● TASK TO COMPLETE
Print out the entries below with no edits.

## BEGIN SOURCE RECORDS

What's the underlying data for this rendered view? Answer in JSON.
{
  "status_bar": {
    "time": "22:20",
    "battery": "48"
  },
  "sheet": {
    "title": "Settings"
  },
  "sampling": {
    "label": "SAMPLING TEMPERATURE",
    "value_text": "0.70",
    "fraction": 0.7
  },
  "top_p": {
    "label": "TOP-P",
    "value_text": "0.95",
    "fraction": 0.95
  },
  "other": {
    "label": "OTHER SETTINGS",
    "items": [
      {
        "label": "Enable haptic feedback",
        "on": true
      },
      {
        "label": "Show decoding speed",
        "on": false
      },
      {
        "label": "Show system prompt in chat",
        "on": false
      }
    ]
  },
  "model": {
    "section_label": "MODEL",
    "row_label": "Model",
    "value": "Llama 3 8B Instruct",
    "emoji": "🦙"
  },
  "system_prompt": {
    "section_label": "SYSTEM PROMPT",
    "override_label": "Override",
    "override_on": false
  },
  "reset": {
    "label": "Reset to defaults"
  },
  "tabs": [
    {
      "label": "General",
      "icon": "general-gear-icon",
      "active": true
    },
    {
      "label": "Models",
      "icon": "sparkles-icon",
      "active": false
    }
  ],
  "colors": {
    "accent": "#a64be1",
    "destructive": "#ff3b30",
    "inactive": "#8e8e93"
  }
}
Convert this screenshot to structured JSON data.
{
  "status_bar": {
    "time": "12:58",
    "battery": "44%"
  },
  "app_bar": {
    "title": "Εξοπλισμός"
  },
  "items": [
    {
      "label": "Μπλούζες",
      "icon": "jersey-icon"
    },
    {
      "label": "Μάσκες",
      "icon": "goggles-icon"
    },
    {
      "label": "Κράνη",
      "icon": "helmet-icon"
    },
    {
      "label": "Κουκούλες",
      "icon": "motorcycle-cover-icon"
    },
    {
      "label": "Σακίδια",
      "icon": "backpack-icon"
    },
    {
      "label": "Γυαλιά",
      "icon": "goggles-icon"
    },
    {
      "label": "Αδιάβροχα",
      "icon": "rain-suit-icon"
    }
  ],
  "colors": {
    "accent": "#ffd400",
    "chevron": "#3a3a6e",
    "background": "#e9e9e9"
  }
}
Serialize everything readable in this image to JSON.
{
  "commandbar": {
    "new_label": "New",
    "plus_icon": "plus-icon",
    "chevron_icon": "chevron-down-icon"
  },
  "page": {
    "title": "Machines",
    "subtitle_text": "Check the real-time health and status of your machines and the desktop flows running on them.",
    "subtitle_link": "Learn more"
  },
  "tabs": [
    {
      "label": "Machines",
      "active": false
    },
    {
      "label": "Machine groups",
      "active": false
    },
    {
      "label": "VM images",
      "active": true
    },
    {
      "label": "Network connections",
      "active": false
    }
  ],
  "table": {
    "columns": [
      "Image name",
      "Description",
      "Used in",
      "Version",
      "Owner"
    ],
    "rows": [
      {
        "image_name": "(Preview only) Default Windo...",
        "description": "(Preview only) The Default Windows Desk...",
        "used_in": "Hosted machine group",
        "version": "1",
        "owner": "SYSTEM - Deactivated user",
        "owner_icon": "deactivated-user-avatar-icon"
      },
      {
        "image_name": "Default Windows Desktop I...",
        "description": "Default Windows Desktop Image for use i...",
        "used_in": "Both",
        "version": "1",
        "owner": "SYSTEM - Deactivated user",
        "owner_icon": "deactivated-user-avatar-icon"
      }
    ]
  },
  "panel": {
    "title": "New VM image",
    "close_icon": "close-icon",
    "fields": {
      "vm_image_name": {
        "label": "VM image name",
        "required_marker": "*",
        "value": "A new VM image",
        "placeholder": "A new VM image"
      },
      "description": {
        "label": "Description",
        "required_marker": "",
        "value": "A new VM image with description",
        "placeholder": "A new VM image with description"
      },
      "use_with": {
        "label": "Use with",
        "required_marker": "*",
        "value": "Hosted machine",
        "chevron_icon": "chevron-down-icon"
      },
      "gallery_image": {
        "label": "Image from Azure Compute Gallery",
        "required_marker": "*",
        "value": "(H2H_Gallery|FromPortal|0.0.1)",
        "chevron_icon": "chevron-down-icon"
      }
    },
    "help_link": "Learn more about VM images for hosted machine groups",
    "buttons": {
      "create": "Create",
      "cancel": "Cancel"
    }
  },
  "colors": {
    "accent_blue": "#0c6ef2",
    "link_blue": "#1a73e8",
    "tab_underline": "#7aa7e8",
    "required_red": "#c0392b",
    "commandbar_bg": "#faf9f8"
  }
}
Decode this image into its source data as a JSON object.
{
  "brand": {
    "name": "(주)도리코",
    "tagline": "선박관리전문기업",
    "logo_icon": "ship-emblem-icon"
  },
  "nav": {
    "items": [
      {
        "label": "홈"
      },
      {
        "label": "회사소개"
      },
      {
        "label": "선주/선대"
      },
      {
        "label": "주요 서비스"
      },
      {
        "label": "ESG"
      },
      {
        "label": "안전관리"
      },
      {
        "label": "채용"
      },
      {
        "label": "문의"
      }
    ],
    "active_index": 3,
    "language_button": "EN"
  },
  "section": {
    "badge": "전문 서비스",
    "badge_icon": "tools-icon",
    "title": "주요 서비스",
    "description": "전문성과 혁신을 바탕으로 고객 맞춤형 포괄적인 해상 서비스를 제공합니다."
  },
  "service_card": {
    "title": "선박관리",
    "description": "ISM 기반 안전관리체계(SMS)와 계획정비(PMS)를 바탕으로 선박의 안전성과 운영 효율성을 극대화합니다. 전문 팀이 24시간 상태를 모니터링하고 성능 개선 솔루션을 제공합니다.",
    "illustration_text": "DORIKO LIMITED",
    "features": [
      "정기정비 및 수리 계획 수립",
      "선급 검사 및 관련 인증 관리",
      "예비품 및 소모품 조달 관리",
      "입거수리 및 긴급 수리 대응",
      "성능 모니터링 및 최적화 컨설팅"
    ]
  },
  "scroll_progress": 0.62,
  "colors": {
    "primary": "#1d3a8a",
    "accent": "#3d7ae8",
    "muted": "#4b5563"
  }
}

## END SOURCE RECORDS

● EXERCISE OUTPUT
What's the underlying data for this rendered view? Answer in JSON.
{
  "status_bar": {
    "time": "22:20",
    "battery": "48"
  },
  "sheet": {
    "title": "Settings"
  },
  "sampling": {
    "label": "SAMPLING TEMPERATURE",
    "value_text": "0.70",
    "fraction": 0.7
  },
  "top_p": {
    "label": "TOP-P",
    "value_text": "0.95",
    "fraction": 0.95
  },
  "other": {
    "label": "OTHER SETTINGS",
    "items": [
      {
        "label": "Enable haptic feedback",
        "on": true
      },
      {
        "label": "Show decoding speed",
        "on": false
      },
      {
        "label": "Show system prompt in chat",
        "on": false
      }
    ]
  },
  "model": {
    "section_label": "MODEL",
    "row_label": "Model",
    "value": "Llama 3 8B Instruct",
    "emoji": "🦙"
  },
  "system_prompt": {
    "section_label": "SYSTEM PROMPT",
    "override_label": "Override",
    "override_on": false
  },
  "reset": {
    "label": "Reset to defaults"
  },
  "tabs": [
    {
      "label": "General",
      "icon": "general-gear-icon",
      "active": true
    },
    {
      "label": "Models",
      "icon": "sparkles-icon",
      "active": false
    }
  ],
  "colors": {
    "accent": "#a64be1",
    "destructive": "#ff3b30",
    "inactive": "#8e8e93"
  }
}
Convert this screenshot to structured JSON data.
{
  "status_bar": {
    "time": "12:58",
    "battery": "44%"
  },
  "app_bar": {
    "title": "Εξοπλισμός"
  },
  "items": [
    {
      "label": "Μπλούζες",
      "icon": "jersey-icon"
    },
    {
      "label": "Μάσκες",
      "icon": "goggles-icon"
    },
    {
      "label": "Κράνη",
      "icon": "helmet-icon"
    },
    {
      "label": "Κουκούλες",
      "icon": "motorcycle-cover-icon"
    },
    {
      "label": "Σακίδια",
      "icon": "backpack-icon"
    },
    {
      "label": "Γυαλιά",
      "icon": "goggles-icon"
    },
    {
      "label": "Αδιάβροχα",
      "icon": "rain-suit-icon"
    }
  ],
  "colors": {
    "accent": "#ffd400",
    "chevron": "#3a3a6e",
    "background": "#e9e9e9"
  }
}
Serialize everything readable in this image to JSON.
{
  "commandbar": {
    "new_label": "New",
    "plus_icon": "plus-icon",
    "chevron_icon": "chevron-down-icon"
  },
  "page": {
    "title": "Machines",
    "subtitle_text": "Check the real-time health and status of your machines and the desktop flows running on them.",
    "subtitle_link": "Learn more"
  },
  "tabs": [
    {
      "label": "Machines",
      "active": false
    },
    {
      "label": "Machine groups",
      "active": false
    },
    {
      "label": "VM images",
      "active": true
    },
    {
      "label": "Network connections",
      "active": false
    }
  ],
  "table": {
    "columns": [
      "Image name",
      "Description",
      "Used in",
      "Version",
      "Owner"
    ],
    "rows": [
      {
        "image_name": "(Preview only) Default Windo...",
        "description": "(Preview only) The Default Windows Desk...",
        "used_in": "Hosted machine group",
        "version": "1",
        "owner": "SYSTEM - Deactivated user",
        "owner_icon": "deactivated-user-avatar-icon"
      },
      {
        "image_name": "Default Windows Desktop I...",
        "description": "Default Windows Desktop Image for use i...",
        "used_in": "Both",
        "version": "1",
        "owner": "SYSTEM - Deactivated user",
        "owner_icon": "deactivated-user-avatar-icon"
      }
    ]
  },
  "panel": {
    "title": "New VM image",
    "close_icon": "close-icon",
    "fields": {
      "vm_image_name": {
        "label": "VM image name",
        "required_marker": "*",
        "value": "A new VM image",
        "placeholder": "A new VM image"
      },
      "description": {
        "label": "Description",
        "required_marker": "",
        "value": "A new VM image with description",
        "placeholder": "A new VM image with description"
      },
      "use_with": {
        "label": "Use with",
        "required_marker": "*",
        "value": "Hosted machine",
        "chevron_icon": "chevron-down-icon"
      },
      "gallery_image": {
        "label": "Image from Azure Compute Gallery",
        "required_marker": "*",
        "value": "(H2H_Gallery|FromPortal|0.0.1)",
        "chevron_icon": "chevron-down-icon"
      }
    },
    "help_link": "Learn more about VM images for hosted machine groups",
    "buttons": {
      "create": "Create",
      "cancel": "Cancel"
    }
  },
  "colors": {
    "accent_blue": "#0c6ef2",
    "link_blue": "#1a73e8",
    "tab_underline": "#7aa7e8",
    "required_red": "#c0392b",
    "commandbar_bg": "#faf9f8"
  }
}
Decode this image into its source data as a JSON object.
{
  "brand": {
    "name": "(주)도리코",
    "tagline": "선박관리전문기업",
    "logo_icon": "ship-emblem-icon"
  },
  "nav": {
    "items": [
      {
        "label": "홈"
      },
      {
        "label": "회사소개"
      },
      {
        "label": "선주/선대"
      },
      {
        "label": "주요 서비스"
      },
      {
        "label": "ESG"
      },
      {
        "label": "안전관리"
      },
      {
        "label": "채용"
      },
      {
        "label": "문의"
      }
    ],
    "active_index": 3,
    "language_button": "EN"
  },
  "section": {
    "badge": "전문 서비스",
    "badge_icon": "tools-icon",
    "title": "주요 서비스",
    "description": "전문성과 혁신을 바탕으로 고객 맞춤형 포괄적인 해상 서비스를 제공합니다."
  },
  "service_card": {
    "title": "선박관리",
    "description": "ISM 기반 안전관리체계(SMS)와 계획정비(PMS)를 바탕으로 선박의 안전성과 운영 효율성을 극대화합니다. 전문 팀이 24시간 상태를 모니터링하고 성능 개선 솔루션을 제공합니다.",
    "illustration_text": "DORIKO LIMITED",
    "features": [
      "정기정비 및 수리 계획 수립",
      "선급 검사 및 관련 인증 관리",
      "예비품 및 소모품 조달 관리",
      "입거수리 및 긴급 수리 대응",
      "성능 모니터링 및 최적화 컨설팅"
    ]
  },
  "scroll_progress": 0.62,
  "colors": {
    "primary": "#1d3a8a",
    "accent": "#3d7ae8",
    "muted": "#4b5563"
  }
}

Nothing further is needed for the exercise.